▶ _Challenge_:
Every line of the records below should be restated exactly.
··· Input material ···
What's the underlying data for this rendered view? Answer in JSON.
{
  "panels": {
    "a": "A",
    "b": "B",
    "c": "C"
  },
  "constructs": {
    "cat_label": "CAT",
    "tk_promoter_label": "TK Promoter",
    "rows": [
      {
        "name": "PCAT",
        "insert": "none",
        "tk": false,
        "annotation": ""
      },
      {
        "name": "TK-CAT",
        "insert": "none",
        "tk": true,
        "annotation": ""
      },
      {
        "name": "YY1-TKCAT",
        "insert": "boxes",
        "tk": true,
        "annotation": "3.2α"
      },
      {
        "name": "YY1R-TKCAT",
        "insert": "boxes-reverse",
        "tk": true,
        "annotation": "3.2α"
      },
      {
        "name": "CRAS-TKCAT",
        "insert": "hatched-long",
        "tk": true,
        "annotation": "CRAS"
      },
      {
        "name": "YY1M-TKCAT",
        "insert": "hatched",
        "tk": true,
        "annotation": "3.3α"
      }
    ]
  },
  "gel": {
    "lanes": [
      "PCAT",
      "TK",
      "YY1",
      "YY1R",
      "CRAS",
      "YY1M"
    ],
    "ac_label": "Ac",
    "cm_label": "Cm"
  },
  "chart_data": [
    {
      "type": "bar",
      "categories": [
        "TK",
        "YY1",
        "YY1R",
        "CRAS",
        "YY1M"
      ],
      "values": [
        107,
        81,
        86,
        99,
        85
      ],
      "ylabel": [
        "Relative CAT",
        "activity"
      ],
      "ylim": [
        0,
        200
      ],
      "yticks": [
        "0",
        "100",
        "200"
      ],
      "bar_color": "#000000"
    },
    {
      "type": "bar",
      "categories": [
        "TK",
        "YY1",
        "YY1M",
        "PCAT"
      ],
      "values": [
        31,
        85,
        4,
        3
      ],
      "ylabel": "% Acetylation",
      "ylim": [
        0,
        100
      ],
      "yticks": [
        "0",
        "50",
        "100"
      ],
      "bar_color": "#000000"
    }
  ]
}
···
▶ _Result of this task_:
What's the underlying data for this rendered view? Answer in JSON.
{
  "panels": {
    "a": "A",
    "b": "B",
    "c": "C"
  },
  "constructs": {
    "cat_label": "CAT",
    "tk_promoter_label": "TK Promoter",
    "rows": [
      {
        "name": "PCAT",
        "insert": "none",
        "tk": false,
        "annotation": ""
      },
      {
        "name": "TK-CAT",
        "insert": "none",
        "tk": true,
        "annotation": ""
      },
      {
        "name": "YY1-TKCAT",
        "insert": "boxes",
        "tk": true,
        "annotation": "3.2α"
      },
      {
        "name": "YY1R-TKCAT",
        "insert": "boxes-reverse",
        "tk": true,
        "annotation": "3.2α"
      },
      {
        "name": "CRAS-TKCAT",
        "insert": "hatched-long",
        "tk": true,
        "annotation": "CRAS"
      },
      {
        "name": "YY1M-TKCAT",
        "insert": "hatched",
        "tk": true,
        "annotation": "3.3α"
      }
    ]
  },
  "gel": {
    "lanes": [
      "PCAT",
      "TK",
      "YY1",
      "YY1R",
      "CRAS",
      "YY1M"
    ],
    "ac_label": "Ac",
    "cm_label": "Cm"
  },
  "chart_data": [
    {
      "type": "bar",
      "categories": [
        "TK",
        "YY1",
        "YY1R",
        "CRAS",
        "YY1M"
      ],
      "values": [
        107,
        81,
        86,
        99,
        85
      ],
      "ylabel": [
        "Relative CAT",
        "activity"
      ],
      "ylim": [
        0,
        200
      ],
      "yticks": [
        "0",
        "100",
        "200"
      ],
      "bar_color": "#000000"
    },
    {
      "type": "bar",
      "categories": [
        "TK",
        "YY1",
        "YY1M",
        "PCAT"
      ],
      "values": [
        31,
        85,
        4,
        3
      ],
      "ylabel": "% Acetylation",
      "ylim": [
        0,
        100
      ],
      "yticks": [
        "0",
        "50",
        "100"
      ],
      "bar_color": "#000000"
    }
  ]
}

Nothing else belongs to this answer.